--- START ---

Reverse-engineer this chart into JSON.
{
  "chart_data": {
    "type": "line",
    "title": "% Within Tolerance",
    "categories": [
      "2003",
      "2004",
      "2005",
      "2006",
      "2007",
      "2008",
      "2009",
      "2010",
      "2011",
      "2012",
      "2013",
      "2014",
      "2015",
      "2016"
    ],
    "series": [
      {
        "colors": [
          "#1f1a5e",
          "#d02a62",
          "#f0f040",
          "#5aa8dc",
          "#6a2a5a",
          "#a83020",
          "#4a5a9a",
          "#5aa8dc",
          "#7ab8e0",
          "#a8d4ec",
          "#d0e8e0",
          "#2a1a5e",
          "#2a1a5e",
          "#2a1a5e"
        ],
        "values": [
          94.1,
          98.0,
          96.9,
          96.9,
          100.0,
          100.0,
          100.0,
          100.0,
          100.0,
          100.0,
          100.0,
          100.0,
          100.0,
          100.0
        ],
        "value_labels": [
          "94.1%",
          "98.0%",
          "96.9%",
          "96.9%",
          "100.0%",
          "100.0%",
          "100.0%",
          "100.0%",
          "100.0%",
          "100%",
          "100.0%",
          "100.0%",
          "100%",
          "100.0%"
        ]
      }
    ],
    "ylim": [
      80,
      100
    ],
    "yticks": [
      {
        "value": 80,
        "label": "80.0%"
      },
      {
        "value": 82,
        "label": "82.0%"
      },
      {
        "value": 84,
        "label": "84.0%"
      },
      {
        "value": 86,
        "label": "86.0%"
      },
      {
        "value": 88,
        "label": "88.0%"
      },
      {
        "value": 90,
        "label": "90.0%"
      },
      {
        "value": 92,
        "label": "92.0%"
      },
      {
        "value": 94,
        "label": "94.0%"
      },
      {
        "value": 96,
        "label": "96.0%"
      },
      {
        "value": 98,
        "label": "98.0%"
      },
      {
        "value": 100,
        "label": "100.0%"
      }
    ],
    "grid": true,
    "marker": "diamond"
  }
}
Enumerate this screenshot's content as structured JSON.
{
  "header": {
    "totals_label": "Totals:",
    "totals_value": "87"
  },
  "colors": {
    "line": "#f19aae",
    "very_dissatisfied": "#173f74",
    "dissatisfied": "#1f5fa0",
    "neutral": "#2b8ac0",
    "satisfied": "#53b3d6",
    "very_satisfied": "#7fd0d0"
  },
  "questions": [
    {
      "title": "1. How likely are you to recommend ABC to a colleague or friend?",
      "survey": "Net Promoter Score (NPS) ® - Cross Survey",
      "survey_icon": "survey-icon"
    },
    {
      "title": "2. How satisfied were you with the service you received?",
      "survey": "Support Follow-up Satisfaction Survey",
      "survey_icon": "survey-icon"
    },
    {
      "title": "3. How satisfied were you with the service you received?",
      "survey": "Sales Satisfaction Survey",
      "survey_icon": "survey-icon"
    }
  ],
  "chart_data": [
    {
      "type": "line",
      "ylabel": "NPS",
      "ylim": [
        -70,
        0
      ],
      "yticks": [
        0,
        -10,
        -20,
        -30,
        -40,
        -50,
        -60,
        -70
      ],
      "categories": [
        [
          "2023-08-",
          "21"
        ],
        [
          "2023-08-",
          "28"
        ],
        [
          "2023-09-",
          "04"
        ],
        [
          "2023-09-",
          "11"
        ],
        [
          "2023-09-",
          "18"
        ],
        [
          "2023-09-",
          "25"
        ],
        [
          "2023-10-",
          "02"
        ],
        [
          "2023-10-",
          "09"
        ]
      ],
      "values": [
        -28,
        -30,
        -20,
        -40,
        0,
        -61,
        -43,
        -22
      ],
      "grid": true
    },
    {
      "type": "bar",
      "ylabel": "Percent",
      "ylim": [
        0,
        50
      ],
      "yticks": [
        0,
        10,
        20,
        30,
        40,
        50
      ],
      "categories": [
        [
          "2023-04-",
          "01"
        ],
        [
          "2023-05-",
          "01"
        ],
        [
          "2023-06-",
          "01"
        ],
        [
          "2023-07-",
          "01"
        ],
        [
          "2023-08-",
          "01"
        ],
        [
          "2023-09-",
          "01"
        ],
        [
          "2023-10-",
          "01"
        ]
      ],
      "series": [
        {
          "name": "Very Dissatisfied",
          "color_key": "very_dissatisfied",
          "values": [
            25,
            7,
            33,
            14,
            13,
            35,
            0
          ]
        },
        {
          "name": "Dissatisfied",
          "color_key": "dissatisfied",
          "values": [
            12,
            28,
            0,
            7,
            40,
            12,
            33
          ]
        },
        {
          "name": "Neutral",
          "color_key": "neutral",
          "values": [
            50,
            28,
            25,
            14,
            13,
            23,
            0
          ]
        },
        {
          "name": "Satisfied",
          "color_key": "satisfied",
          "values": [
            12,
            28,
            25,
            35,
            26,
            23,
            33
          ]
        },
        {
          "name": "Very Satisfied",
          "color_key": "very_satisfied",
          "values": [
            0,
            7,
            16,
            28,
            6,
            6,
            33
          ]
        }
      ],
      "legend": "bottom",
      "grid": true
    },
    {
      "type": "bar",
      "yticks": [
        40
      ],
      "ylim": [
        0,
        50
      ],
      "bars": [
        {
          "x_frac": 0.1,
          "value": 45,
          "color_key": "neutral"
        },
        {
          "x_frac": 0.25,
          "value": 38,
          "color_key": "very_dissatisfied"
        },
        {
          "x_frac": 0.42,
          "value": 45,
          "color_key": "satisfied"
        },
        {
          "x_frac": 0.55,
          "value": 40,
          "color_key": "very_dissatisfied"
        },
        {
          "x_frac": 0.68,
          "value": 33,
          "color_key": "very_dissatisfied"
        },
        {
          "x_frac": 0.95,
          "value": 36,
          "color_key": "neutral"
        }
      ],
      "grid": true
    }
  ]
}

--- END ---

- _EXERCISE REQUIREMENTS_: Print the material above once more, exactly.

- _WRITTEN RESPONSE_:
Reverse-engineer this chart into JSON.
{
  "chart_data": {
    "type": "line",
    "title": "% Within Tolerance",
    "categories": [
      "2003",
      "2004",
      "2005",
      "2006",
      "2007",
      "2008",
      "2009",
      "2010",
      "2011",
      "2012",
      "2013",
      "2014",
      "2015",
      "2016"
    ],
    "series": [
      {
        "colors": [
          "#1f1a5e",
          "#d02a62",
          "#f0f040",
          "#5aa8dc",
          "#6a2a5a",
          "#a83020",
          "#4a5a9a",
          "#5aa8dc",
          "#7ab8e0",
          "#a8d4ec",
          "#d0e8e0",
          "#2a1a5e",
          "#2a1a5e",
          "#2a1a5e"
        ],
        "values": [
          94.1,
          98.0,
          96.9,
          96.9,
          100.0,
          100.0,
          100.0,
          100.0,
          100.0,
          100.0,
          100.0,
          100.0,
          100.0,
          100.0
        ],
        "value_labels": [
          "94.1%",
          "98.0%",
          "96.9%",
          "96.9%",
          "100.0%",
          "100.0%",
          "100.0%",
          "100.0%",
          "100.0%",
          "100%",
          "100.0%",
          "100.0%",
          "100%",
          "100.0%"
        ]
      }
    ],
    "ylim": [
      80,
      100
    ],
    "yticks": [
      {
        "value": 80,
        "label": "80.0%"
      },
      {
        "value": 82,
        "label": "82.0%"
      },
      {
        "value": 84,
        "label": "84.0%"
      },
      {
        "value": 86,
        "label": "86.0%"
      },
      {
        "value": 88,
        "label": "88.0%"
      },
      {
        "value": 90,
        "label": "90.0%"
      },
      {
        "value": 92,
        "label": "92.0%"
      },
      {
        "value": 94,
        "label": "94.0%"
      },
      {
        "value": 96,
        "label": "96.0%"
      },
      {
        "value": 98,
        "label": "98.0%"
      },
      {
        "value": 100,
        "label": "100.0%"
      }
    ],
    "grid": true,
    "marker": "diamond"
  }
}
Enumerate this screenshot's content as structured JSON.
{
  "header": {
    "totals_label": "Totals:",
    "totals_value": "87"
  },
  "colors": {
    "line": "#f19aae",
    "very_dissatisfied": "#173f74",
    "dissatisfied": "#1f5fa0",
    "neutral": "#2b8ac0",
    "satisfied": "#53b3d6",
    "very_satisfied": "#7fd0d0"
  },
  "questions": [
    {
      "title": "1. How likely are you to recommend ABC to a colleague or friend?",
      "survey": "Net Promoter Score (NPS) ® - Cross Survey",
      "survey_icon": "survey-icon"
    },
    {
      "title": "2. How satisfied were you with the service you received?",
      "survey": "Support Follow-up Satisfaction Survey",
      "survey_icon": "survey-icon"
    },
    {
      "title": "3. How satisfied were you with the service you received?",
      "survey": "Sales Satisfaction Survey",
      "survey_icon": "survey-icon"
    }
  ],
  "chart_data": [
    {
      "type": "line",
      "ylabel": "NPS",
      "ylim": [
        -70,
        0
      ],
      "yticks": [
        0,
        -10,
        -20,
        -30,
        -40,
        -50,
        -60,
        -70
      ],
      "categories": [
        [
          "2023-08-",
          "21"
        ],
        [
          "2023-08-",
          "28"
        ],
        [
          "2023-09-",
          "04"
        ],
        [
          "2023-09-",
          "11"
        ],
        [
          "2023-09-",
          "18"
        ],
        [
          "2023-09-",
          "25"
        ],
        [
          "2023-10-",
          "02"
        ],
        [
          "2023-10-",
          "09"
        ]
      ],
      "values": [
        -28,
        -30,
        -20,
        -40,
        0,
        -61,
        -43,
        -22
      ],
      "grid": true
    },
    {
      "type": "bar",
      "ylabel": "Percent",
      "ylim": [
        0,
        50
      ],
      "yticks": [
        0,
        10,
        20,
        30,
        40,
        50
      ],
      "categories": [
        [
          "2023-04-",
          "01"
        ],
        [
          "2023-05-",
          "01"
        ],
        [
          "2023-06-",
          "01"
        ],
        [
          "2023-07-",
          "01"
        ],
        [
          "2023-08-",
          "01"
        ],
        [
          "2023-09-",
          "01"
        ],
        [
          "2023-10-",
          "01"
        ]
      ],
      "series": [
        {
          "name": "Very Dissatisfied",
          "color_key": "very_dissatisfied",
          "values": [
            25,
            7,
            33,
            14,
            13,
            35,
            0
          ]
        },
        {
          "name": "Dissatisfied",
          "color_key": "dissatisfied",
          "values": [
            12,
            28,
            0,
            7,
            40,
            12,
            33
          ]
        },
        {
          "name": "Neutral",
          "color_key": "neutral",
          "values": [
            50,
            28,
            25,
            14,
            13,
            23,
            0
          ]
        },
        {
          "name": "Satisfied",
          "color_key": "satisfied",
          "values": [
            12,
            28,
            25,
            35,
            26,
            23,
            33
          ]
        },
        {
          "name": "Very Satisfied",
          "color_key": "very_satisfied",
          "values": [
            0,
            7,
            16,
            28,
            6,
            6,
            33
          ]
        }
      ],
      "legend": "bottom",
      "grid": true
    },
    {
      "type": "bar",
      "yticks": [
        40
      ],
      "ylim": [
        0,
        50
      ],
      "bars": [
        {
          "x_frac": 0.1,
          "value": 45,
          "color_key": "neutral"
        },
        {
          "x_frac": 0.25,
          "value": 38,
          "color_key": "very_dissatisfied"
        },
        {
          "x_frac": 0.42,
          "value": 45,
          "color_key": "satisfied"
        },
        {
          "x_frac": 0.55,
          "value": 40,
          "color_key": "very_dissatisfied"
        },
        {
          "x_frac": 0.68,
          "value": 33,
          "color_key": "very_dissatisfied"
        },
        {
          "x_frac": 0.95,
          "value": 36,
          "color_key": "neutral"
        }
      ],
      "grid": true
    }
  ]
}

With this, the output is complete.